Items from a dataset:

* * * * * * *

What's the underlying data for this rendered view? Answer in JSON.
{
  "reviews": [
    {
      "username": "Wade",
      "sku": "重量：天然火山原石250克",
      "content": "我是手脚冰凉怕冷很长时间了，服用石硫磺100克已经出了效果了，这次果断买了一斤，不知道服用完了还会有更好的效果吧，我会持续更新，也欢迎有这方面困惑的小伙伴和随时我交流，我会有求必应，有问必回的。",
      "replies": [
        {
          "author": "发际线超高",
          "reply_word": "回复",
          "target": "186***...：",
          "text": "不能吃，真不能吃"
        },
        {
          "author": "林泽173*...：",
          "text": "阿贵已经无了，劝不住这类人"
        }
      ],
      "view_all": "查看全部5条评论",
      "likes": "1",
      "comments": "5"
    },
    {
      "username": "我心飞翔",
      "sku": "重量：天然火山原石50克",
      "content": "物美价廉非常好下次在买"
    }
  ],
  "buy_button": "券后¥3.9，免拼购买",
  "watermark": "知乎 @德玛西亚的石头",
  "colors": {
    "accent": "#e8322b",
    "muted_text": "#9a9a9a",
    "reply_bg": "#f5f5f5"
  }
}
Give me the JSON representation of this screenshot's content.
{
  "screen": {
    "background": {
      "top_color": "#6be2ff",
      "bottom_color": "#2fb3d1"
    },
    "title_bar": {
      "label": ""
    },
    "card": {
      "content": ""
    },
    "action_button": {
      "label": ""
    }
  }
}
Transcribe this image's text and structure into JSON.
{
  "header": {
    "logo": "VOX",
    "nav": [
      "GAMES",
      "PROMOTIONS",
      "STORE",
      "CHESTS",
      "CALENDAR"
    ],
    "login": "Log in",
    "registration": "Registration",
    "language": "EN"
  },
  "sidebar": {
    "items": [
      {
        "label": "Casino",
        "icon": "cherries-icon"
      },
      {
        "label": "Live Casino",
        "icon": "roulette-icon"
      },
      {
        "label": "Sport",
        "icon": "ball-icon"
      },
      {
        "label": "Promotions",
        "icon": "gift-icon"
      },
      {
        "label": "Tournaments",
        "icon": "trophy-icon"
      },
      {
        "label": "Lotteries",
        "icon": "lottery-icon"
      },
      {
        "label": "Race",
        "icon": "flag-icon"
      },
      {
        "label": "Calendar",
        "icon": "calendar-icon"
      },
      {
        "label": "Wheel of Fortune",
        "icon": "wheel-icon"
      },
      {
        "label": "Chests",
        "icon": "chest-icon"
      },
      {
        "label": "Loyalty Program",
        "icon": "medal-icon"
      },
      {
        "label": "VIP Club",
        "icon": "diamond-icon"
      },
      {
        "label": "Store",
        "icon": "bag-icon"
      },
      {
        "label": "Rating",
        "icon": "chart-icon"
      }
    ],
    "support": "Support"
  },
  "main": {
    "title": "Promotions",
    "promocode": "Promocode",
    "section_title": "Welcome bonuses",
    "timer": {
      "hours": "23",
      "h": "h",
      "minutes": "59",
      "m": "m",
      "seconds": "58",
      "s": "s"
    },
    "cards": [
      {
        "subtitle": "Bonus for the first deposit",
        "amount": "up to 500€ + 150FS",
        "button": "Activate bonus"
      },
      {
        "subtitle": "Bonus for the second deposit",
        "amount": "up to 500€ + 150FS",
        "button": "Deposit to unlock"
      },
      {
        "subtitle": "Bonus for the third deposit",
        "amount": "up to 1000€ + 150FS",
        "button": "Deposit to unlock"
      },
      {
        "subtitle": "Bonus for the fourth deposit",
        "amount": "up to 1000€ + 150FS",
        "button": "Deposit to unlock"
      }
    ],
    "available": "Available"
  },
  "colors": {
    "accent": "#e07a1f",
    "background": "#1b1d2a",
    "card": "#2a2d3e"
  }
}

* * * * * * *

Short exercise:
Please restate the whole listing word for word.

Task answer:
What's the underlying data for this rendered view? Answer in JSON.
{
  "reviews": [
    {
      "username": "Wade",
      "sku": "重量：天然火山原石250克",
      "content": "我是手脚冰凉怕冷很长时间了，服用石硫磺100克已经出了效果了，这次果断买了一斤，不知道服用完了还会有更好的效果吧，我会持续更新，也欢迎有这方面困惑的小伙伴和随时我交流，我会有求必应，有问必回的。",
      "replies": [
        {
          "author": "发际线超高",
          "reply_word": "回复",
          "target": "186***...：",
          "text": "不能吃，真不能吃"
        },
        {
          "author": "林泽173*...：",
          "text": "阿贵已经无了，劝不住这类人"
        }
      ],
      "view_all": "查看全部5条评论",
      "likes": "1",
      "comments": "5"
    },
    {
      "username": "我心飞翔",
      "sku": "重量：天然火山原石50克",
      "content": "物美价廉非常好下次在买"
    }
  ],
  "buy_button": "券后¥3.9，免拼购买",
  "watermark": "知乎 @德玛西亚的石头",
  "colors": {
    "accent": "#e8322b",
    "muted_text": "#9a9a9a",
    "reply_bg": "#f5f5f5"
  }
}
Give me the JSON representation of this screenshot's content.
{
  "screen": {
    "background": {
      "top_color": "#6be2ff",
      "bottom_color": "#2fb3d1"
    },
    "title_bar": {
      "label": ""
    },
    "card": {
      "content": ""
    },
    "action_button": {
      "label": ""
    }
  }
}
Transcribe this image's text and structure into JSON.
{
  "header": {
    "logo": "VOX",
    "nav": [
      "GAMES",
      "PROMOTIONS",
      "STORE",
      "CHESTS",
      "CALENDAR"
    ],
    "login": "Log in",
    "registration": "Registration",
    "language": "EN"
  },
  "sidebar": {
    "items": [
      {
        "label": "Casino",
        "icon": "cherries-icon"
      },
      {
        "label": "Live Casino",
        "icon": "roulette-icon"
      },
      {
        "label": "Sport",
        "icon": "ball-icon"
      },
      {
        "label": "Promotions",
        "icon": "gift-icon"
      },
      {
        "label": "Tournaments",
        "icon": "trophy-icon"
      },
      {
        "label": "Lotteries",
        "icon": "lottery-icon"
      },
      {
        "label": "Race",
        "icon": "flag-icon"
      },
      {
        "label": "Calendar",
        "icon": "calendar-icon"
      },
      {
        "label": "Wheel of Fortune",
        "icon": "wheel-icon"
      },
      {
        "label": "Chests",
        "icon": "chest-icon"
      },
      {
        "label": "Loyalty Program",
        "icon": "medal-icon"
      },
      {
        "label": "VIP Club",
        "icon": "diamond-icon"
      },
      {
        "label": "Store",
        "icon": "bag-icon"
      },
      {
        "label": "Rating",
        "icon": "chart-icon"
      }
    ],
    "support": "Support"
  },
  "main": {
    "title": "Promotions",
    "promocode": "Promocode",
    "section_title": "Welcome bonuses",
    "timer": {
      "hours": "23",
      "h": "h",
      "minutes": "59",
      "m": "m",
      "seconds": "58",
      "s": "s"
    },
    "cards": [
      {
        "subtitle": "Bonus for the first deposit",
        "amount": "up to 500€ + 150FS",
        "button": "Activate bonus"
      },
      {
        "subtitle": "Bonus for the second deposit",
        "amount": "up to 500€ + 150FS",
        "button": "Deposit to unlock"
      },
      {
        "subtitle": "Bonus for the third deposit",
        "amount": "up to 1000€ + 150FS",
        "button": "Deposit to unlock"
      },
      {
        "subtitle": "Bonus for the fourth deposit",
        "amount": "up to 1000€ + 150FS",
        "button": "Deposit to unlock"
      }
    ],
    "available": "Available"
  },
  "colors": {
    "accent": "#e07a1f",
    "background": "#1b1d2a",
    "card": "#2a2d3e"
  }
}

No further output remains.